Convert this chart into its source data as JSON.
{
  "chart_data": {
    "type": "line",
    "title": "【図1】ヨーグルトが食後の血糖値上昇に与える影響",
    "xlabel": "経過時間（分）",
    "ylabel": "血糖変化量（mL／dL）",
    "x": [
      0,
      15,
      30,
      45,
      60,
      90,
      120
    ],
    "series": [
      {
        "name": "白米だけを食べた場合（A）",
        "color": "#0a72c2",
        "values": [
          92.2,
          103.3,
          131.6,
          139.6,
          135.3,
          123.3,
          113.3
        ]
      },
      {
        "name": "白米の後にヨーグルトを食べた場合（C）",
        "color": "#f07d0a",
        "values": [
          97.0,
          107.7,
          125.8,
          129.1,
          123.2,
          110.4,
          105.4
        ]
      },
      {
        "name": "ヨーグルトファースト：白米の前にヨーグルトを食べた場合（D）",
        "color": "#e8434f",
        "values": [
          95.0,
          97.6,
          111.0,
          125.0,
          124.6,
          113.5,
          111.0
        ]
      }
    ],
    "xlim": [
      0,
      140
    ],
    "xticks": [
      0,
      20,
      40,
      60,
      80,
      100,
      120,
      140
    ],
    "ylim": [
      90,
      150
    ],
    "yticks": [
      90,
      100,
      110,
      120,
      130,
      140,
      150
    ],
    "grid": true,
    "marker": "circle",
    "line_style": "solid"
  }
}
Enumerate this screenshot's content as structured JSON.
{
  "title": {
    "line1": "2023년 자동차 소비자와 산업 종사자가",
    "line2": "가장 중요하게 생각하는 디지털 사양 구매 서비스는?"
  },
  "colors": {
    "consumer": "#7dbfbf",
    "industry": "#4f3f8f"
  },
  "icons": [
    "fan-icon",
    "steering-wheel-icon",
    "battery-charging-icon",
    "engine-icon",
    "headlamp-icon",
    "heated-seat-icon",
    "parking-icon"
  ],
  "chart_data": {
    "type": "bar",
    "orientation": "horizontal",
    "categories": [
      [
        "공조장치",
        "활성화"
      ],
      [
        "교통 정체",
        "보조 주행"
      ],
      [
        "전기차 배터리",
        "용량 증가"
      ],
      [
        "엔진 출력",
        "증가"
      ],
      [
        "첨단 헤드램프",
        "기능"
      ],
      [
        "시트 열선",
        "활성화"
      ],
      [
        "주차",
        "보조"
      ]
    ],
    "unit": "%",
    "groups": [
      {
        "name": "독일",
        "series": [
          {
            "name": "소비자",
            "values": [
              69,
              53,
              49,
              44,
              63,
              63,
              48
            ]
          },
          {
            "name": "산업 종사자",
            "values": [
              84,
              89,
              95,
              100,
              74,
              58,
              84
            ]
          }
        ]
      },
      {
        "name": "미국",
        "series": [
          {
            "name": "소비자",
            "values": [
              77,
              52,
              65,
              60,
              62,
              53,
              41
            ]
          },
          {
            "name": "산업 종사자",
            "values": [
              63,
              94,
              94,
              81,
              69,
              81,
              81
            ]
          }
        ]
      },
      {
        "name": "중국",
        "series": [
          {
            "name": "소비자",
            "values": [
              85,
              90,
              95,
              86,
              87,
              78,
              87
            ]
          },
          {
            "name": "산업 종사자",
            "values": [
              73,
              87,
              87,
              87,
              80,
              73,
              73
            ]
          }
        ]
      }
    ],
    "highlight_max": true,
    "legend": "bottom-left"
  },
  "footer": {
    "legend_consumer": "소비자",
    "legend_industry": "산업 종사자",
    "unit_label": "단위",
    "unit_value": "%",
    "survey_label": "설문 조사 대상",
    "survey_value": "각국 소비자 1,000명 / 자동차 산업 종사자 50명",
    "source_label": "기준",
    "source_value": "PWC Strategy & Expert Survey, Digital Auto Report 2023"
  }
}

# # # # # # #

Retype the entries exactly, including every line.

§ Expected answer
Convert this chart into its source data as JSON.
{
  "chart_data": {
    "type": "line",
    "title": "【図1】ヨーグルトが食後の血糖値上昇に与える影響",
    "xlabel": "経過時間（分）",
    "ylabel": "血糖変化量（mL／dL）",
    "x": [
      0,
      15,
      30,
      45,
      60,
      90,
      120
    ],
    "series": [
      {
        "name": "白米だけを食べた場合（A）",
        "color": "#0a72c2",
        "values": [
          92.2,
          103.3,
          131.6,
          139.6,
          135.3,
          123.3,
          113.3
        ]
      },
      {
        "name": "白米の後にヨーグルトを食べた場合（C）",
        "color": "#f07d0a",
        "values": [
          97.0,
          107.7,
          125.8,
          129.1,
          123.2,
          110.4,
          105.4
        ]
      },
      {
        "name": "ヨーグルトファースト：白米の前にヨーグルトを食べた場合（D）",
        "color": "#e8434f",
        "values": [
          95.0,
          97.6,
          111.0,
          125.0,
          124.6,
          113.5,
          111.0
        ]
      }
    ],
    "xlim": [
      0,
      140
    ],
    "xticks": [
      0,
      20,
      40,
      60,
      80,
      100,
      120,
      140
    ],
    "ylim": [
      90,
      150
    ],
    "yticks": [
      90,
      100,
      110,
      120,
      130,
      140,
      150
    ],
    "grid": true,
    "marker": "circle",
    "line_style": "solid"
  }
}
Enumerate this screenshot's content as structured JSON.
{
  "title": {
    "line1": "2023년 자동차 소비자와 산업 종사자가",
    "line2": "가장 중요하게 생각하는 디지털 사양 구매 서비스는?"
  },
  "colors": {
    "consumer": "#7dbfbf",
    "industry": "#4f3f8f"
  },
  "icons": [
    "fan-icon",
    "steering-wheel-icon",
    "battery-charging-icon",
    "engine-icon",
    "headlamp-icon",
    "heated-seat-icon",
    "parking-icon"
  ],
  "chart_data": {
    "type": "bar",
    "orientation": "horizontal",
    "categories": [
      [
        "공조장치",
        "활성화"
      ],
      [
        "교통 정체",
        "보조 주행"
      ],
      [
        "전기차 배터리",
        "용량 증가"
      ],
      [
        "엔진 출력",
        "증가"
      ],
      [
        "첨단 헤드램프",
        "기능"
      ],
      [
        "시트 열선",
        "활성화"
      ],
      [
        "주차",
        "보조"
      ]
    ],
    "unit": "%",
    "groups": [
      {
        "name": "독일",
        "series": [
          {
            "name": "소비자",
            "values": [
              69,
              53,
              49,
              44,
              63,
              63,
              48
            ]
          },
          {
            "name": "산업 종사자",
            "values": [
              84,
              89,
              95,
              100,
              74,
              58,
              84
            ]
          }
        ]
      },
      {
        "name": "미국",
        "series": [
          {
            "name": "소비자",
            "values": [
              77,
              52,
              65,
              60,
              62,
              53,
              41
            ]
          },
          {
            "name": "산업 종사자",
            "values": [
              63,
              94,
              94,
              81,
              69,
              81,
              81
            ]
          }
        ]
      },
      {
        "name": "중국",
        "series": [
          {
            "name": "소비자",
            "values": [
              85,
              90,
              95,
              86,
              87,
              78,
              87
            ]
          },
          {
            "name": "산업 종사자",
            "values": [
              73,
              87,
              87,
              87,
              80,
              73,
              73
            ]
          }
        ]
      }
    ],
    "highlight_max": true,
    "legend": "bottom-left"
  },
  "footer": {
    "legend_consumer": "소비자",
    "legend_industry": "산업 종사자",
    "unit_label": "단위",
    "unit_value": "%",
    "survey_label": "설문 조사 대상",
    "survey_value": "각국 소비자 1,000명 / 자동차 산업 종사자 50명",
    "source_label": "기준",
    "source_value": "PWC Strategy & Expert Survey, Digital Auto Report 2023"
  }
}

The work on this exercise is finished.